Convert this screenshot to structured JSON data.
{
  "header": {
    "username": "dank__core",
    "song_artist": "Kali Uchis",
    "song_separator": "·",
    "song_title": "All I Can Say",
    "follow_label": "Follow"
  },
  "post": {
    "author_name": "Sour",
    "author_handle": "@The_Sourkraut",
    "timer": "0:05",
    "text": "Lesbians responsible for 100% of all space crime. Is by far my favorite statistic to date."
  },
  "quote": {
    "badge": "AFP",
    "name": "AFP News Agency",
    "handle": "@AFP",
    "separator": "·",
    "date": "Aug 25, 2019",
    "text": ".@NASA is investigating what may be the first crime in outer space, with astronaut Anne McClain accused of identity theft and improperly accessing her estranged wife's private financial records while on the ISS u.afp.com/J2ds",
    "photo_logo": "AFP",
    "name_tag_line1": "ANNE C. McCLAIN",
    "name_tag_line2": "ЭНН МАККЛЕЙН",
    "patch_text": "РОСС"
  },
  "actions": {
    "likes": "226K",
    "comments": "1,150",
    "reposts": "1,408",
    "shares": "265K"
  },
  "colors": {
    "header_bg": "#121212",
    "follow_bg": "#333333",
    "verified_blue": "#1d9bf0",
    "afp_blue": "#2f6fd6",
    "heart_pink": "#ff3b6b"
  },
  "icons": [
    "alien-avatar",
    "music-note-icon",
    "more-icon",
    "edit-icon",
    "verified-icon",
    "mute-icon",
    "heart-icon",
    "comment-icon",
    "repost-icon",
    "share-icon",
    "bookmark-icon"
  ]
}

+--

» Exercise details
Using the listing, copy every line where the word "date" shows up.

» Task result
    "text": "Lesbians responsible for 100% of all space crime. Is by far my favorite statistic to date."
    "date": "Aug 25, 2019",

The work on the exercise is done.